TASK PROMPT. Pictures must be kept out of the copy. Every entry is to be duplicated exactly.

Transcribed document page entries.
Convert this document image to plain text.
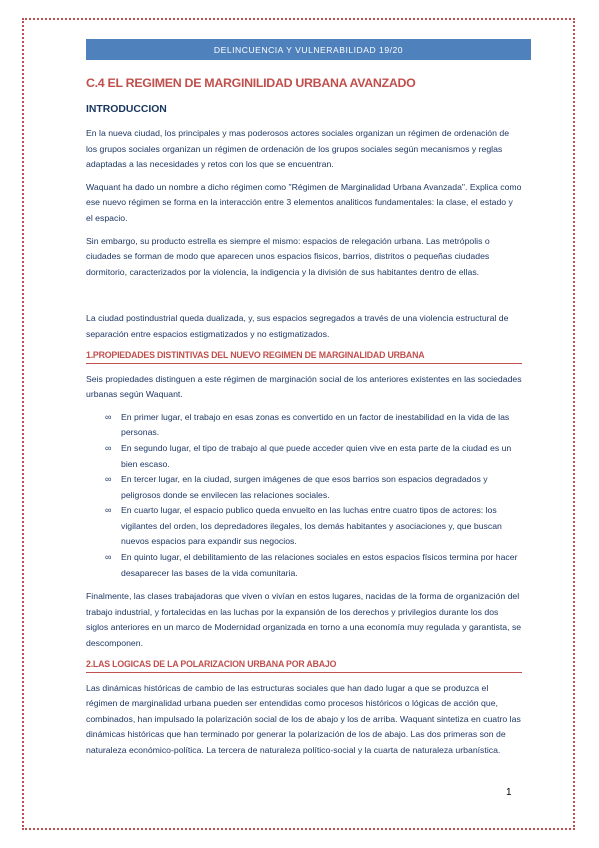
DELINCUENCIA Y VULNERABILIDAD 19/20
C.4 EL REGIMEN DE MARGINILIDAD URBANA AVANZADO
INTRODUCCION

En la nueva ciudad, los principales y mas poderosos actores sociales organizan un régimen de ordenación de los grupos sociales organizan un régimen de ordenación de los grupos sociales según mecanismos y reglas adaptadas a las necesidades y retos con los que se encuentran.

Waquant ha dado un nombre a dicho régimen como "Régimen de Marginalidad Urbana Avanzada". Explica como ese nuevo régimen se forma en la interacción entre 3 elementos analiticos fundamentales: la clase, el estado y el espacio.

Sin embargo, su producto estrella es siempre el mismo: espacios de relegación urbana. Las metrópolis o ciudades se forman de modo que aparecen unos espacios fisicos, barrios, distritos o pequeñas ciudades dormitorio, caracterizados por la violencia, la indigencia y la división de sus habitantes dentro de ellas.

La ciudad postindustrial queda dualizada, y, sus espacios segregados a través de una violencia estructural de separación entre espacios estigmatizados y no estigmatizados.

1.PROPIEDADES DISTINTIVAS DEL NUEVO REGIMEN DE MARGINALIDAD URBANA

Seis propiedades distinguen a este régimen de marginación social de los anteriores existentes en las sociedades urbanas según Waquant.

∞ En primer lugar, el trabajo en esas zonas es convertido en un factor de inestabilidad en la vida de las personas.
∞ En segundo lugar, el tipo de trabajo al que puede acceder quien vive en esta parte de la ciudad es un bien escaso.
∞ En tercer lugar, en la ciudad, surgen imágenes de que esos barrios son espacios degradados y peligrosos donde se envilecen las relaciones sociales.
∞ En cuarto lugar, el espacio publico queda envuelto en las luchas entre cuatro tipos de actores: los vigilantes del orden, los depredadores ilegales, los demás habitantes y asociaciones y, que buscan nuevos espacios para expandir sus negocios.
∞ En quinto lugar, el debilitamiento de las relaciones sociales en estos espacios físicos termina por hacer desaparecer las bases de la vida comunitaria.

Finalmente, las clases trabajadoras que viven o vivían en estos lugares, nacidas de la forma de organización del trabajo industrial, y fortalecidas en las luchas por la expansión de los derechos y privilegios durante los dos siglos anteriores en un marco de Modernidad organizada en torno a una economía muy regulada y garantista, se descomponen.

2.LAS LOGICAS DE LA POLARIZACION URBANA POR ABAJO

Las dinámicas históricas de cambio de las estructuras sociales que han dado lugar a que se produzca el régimen de marginalidad urbana pueden ser entendidas como procesos históricos o lógicas de acción que, combinados, han impulsado la polarización social de los de abajo y los de arriba. Waquant sintetiza en cuatro las dinámicas históricas que han terminado por generar la polarización de los de abajo. Las dos primeras son de naturaleza económico-política. La tercera de naturaleza político-social y la cuarta de naturaleza urbanística.

1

RESULT FOR THIS EXERCISE.
Convert this document image to plain text.
DELINCUENCIA Y VULNERABILIDAD 19/20
C.4 EL REGIMEN DE MARGINILIDAD URBANA AVANZADO
INTRODUCCION

En la nueva ciudad, los principales y mas poderosos actores sociales organizan un régimen de ordenación de los grupos sociales organizan un régimen de ordenación de los grupos sociales según mecanismos y reglas adaptadas a las necesidades y retos con los que se encuentran.

Waquant ha dado un nombre a dicho régimen como "Régimen de Marginalidad Urbana Avanzada". Explica como ese nuevo régimen se forma en la interacción entre 3 elementos analiticos fundamentales: la clase, el estado y el espacio.

Sin embargo, su producto estrella es siempre el mismo: espacios de relegación urbana. Las metrópolis o ciudades se forman de modo que aparecen unos espacios fisicos, barrios, distritos o pequeñas ciudades dormitorio, caracterizados por la violencia, la indigencia y la división de sus habitantes dentro de ellas.

La ciudad postindustrial queda dualizada, y, sus espacios segregados a través de una violencia estructural de separación entre espacios estigmatizados y no estigmatizados.

1.PROPIEDADES DISTINTIVAS DEL NUEVO REGIMEN DE MARGINALIDAD URBANA

Seis propiedades distinguen a este régimen de marginación social de los anteriores existentes en las sociedades urbanas según Waquant.

∞ En primer lugar, el trabajo en esas zonas es convertido en un factor de inestabilidad en la vida de las personas.
∞ En segundo lugar, el tipo de trabajo al que puede acceder quien vive en esta parte de la ciudad es un bien escaso.
∞ En tercer lugar, en la ciudad, surgen imágenes de que esos barrios son espacios degradados y peligrosos donde se envilecen las relaciones sociales.
∞ En cuarto lugar, el espacio publico queda envuelto en las luchas entre cuatro tipos de actores: los vigilantes del orden, los depredadores ilegales, los demás habitantes y asociaciones y, que buscan nuevos espacios para expandir sus negocios.
∞ En quinto lugar, el debilitamiento de las relaciones sociales en estos espacios físicos termina por hacer desaparecer las bases de la vida comunitaria.

Finalmente, las clases trabajadoras que viven o vivían en estos lugares, nacidas de la forma de organización del trabajo industrial, y fortalecidas en las luchas por la expansión de los derechos y privilegios durante los dos siglos anteriores en un marco de Modernidad organizada en torno a una economía muy regulada y garantista, se descomponen.

2.LAS LOGICAS DE LA POLARIZACION URBANA POR ABAJO

Las dinámicas históricas de cambio de las estructuras sociales que han dado lugar a que se produzca el régimen de marginalidad urbana pueden ser entendidas como procesos históricos o lógicas de acción que, combinados, han impulsado la polarización social de los de abajo y los de arriba. Waquant sintetiza en cuatro las dinámicas históricas que han terminado por generar la polarización de los de abajo. Las dos primeras son de naturaleza económico-política. La tercera de naturaleza político-social y la cuarta de naturaleza urbanística.

1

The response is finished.